[Start]

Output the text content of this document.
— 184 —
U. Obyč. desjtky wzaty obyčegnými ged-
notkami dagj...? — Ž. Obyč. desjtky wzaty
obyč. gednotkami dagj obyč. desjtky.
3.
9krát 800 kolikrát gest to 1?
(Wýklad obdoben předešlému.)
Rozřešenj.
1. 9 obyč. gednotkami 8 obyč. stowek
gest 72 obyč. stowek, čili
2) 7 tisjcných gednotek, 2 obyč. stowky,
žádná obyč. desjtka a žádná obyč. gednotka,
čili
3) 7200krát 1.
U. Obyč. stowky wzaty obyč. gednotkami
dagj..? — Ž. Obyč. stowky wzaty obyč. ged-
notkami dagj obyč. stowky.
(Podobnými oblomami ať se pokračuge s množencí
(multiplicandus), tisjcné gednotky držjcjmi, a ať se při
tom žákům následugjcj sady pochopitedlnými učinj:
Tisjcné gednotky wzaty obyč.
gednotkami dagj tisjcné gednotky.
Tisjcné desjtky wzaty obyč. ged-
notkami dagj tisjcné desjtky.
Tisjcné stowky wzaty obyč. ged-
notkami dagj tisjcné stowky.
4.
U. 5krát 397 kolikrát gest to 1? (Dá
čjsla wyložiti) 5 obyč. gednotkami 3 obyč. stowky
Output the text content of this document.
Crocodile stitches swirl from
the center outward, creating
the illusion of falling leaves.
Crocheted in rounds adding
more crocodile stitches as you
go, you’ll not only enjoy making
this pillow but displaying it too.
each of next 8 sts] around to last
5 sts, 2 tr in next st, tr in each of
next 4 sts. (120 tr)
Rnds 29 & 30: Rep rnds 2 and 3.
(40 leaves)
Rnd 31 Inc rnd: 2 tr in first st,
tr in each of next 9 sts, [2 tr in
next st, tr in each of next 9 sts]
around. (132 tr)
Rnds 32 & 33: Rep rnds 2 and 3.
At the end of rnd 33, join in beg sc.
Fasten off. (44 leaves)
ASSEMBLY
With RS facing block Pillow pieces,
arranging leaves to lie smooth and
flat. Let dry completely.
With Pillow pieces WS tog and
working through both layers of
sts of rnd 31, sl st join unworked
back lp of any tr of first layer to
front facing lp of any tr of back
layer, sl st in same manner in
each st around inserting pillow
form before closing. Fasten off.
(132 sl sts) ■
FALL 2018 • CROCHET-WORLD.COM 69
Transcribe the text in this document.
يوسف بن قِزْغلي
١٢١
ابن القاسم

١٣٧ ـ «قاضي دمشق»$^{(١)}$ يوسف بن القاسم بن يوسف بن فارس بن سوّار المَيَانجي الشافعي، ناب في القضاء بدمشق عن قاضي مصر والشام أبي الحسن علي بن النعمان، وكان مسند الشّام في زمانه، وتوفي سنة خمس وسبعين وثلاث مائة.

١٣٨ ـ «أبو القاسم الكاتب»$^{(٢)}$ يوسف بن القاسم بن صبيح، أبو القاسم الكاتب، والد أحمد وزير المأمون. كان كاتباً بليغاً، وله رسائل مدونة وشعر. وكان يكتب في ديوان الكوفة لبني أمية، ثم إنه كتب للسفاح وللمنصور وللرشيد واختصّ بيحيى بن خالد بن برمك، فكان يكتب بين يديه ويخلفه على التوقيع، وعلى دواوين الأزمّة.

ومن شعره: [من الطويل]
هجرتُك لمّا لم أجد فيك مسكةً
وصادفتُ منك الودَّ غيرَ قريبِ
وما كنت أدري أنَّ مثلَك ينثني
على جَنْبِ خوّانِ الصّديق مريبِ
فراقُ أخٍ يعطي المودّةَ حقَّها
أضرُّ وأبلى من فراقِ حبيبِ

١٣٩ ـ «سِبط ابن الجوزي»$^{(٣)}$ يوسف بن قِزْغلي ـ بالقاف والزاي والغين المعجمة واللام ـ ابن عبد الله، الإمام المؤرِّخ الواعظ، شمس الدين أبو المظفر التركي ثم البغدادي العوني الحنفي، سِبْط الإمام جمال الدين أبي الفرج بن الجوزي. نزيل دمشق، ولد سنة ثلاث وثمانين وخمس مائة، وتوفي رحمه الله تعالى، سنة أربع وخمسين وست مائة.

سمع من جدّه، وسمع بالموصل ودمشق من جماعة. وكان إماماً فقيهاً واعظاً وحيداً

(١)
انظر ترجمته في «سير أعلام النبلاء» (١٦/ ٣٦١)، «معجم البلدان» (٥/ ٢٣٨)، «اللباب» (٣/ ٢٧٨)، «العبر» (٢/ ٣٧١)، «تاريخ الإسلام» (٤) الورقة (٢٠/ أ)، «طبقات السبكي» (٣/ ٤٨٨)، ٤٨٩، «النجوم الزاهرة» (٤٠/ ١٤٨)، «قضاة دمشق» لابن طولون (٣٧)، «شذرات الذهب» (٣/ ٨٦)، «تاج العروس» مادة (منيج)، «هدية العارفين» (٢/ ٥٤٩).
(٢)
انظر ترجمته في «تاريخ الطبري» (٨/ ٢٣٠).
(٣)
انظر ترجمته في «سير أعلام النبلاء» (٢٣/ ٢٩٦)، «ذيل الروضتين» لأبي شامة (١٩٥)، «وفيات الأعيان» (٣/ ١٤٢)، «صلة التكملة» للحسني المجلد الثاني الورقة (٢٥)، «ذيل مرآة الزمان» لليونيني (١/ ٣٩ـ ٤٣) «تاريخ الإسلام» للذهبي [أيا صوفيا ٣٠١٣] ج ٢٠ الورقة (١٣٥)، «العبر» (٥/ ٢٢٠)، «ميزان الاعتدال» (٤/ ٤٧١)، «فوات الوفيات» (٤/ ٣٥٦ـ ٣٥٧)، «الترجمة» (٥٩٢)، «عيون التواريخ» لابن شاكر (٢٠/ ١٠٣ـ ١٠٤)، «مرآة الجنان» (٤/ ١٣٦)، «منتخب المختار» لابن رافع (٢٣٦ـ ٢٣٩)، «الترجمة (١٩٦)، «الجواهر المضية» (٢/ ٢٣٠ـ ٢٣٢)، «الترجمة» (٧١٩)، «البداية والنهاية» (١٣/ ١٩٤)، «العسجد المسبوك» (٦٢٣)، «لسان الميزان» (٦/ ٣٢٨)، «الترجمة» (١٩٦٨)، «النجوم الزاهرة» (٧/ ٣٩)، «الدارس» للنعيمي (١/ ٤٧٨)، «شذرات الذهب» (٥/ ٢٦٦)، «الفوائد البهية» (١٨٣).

[End]

> [Written task] Report the count of lines in the entries that contain the string "kolikrát", and nothing besides it.

> [Worked answer] 2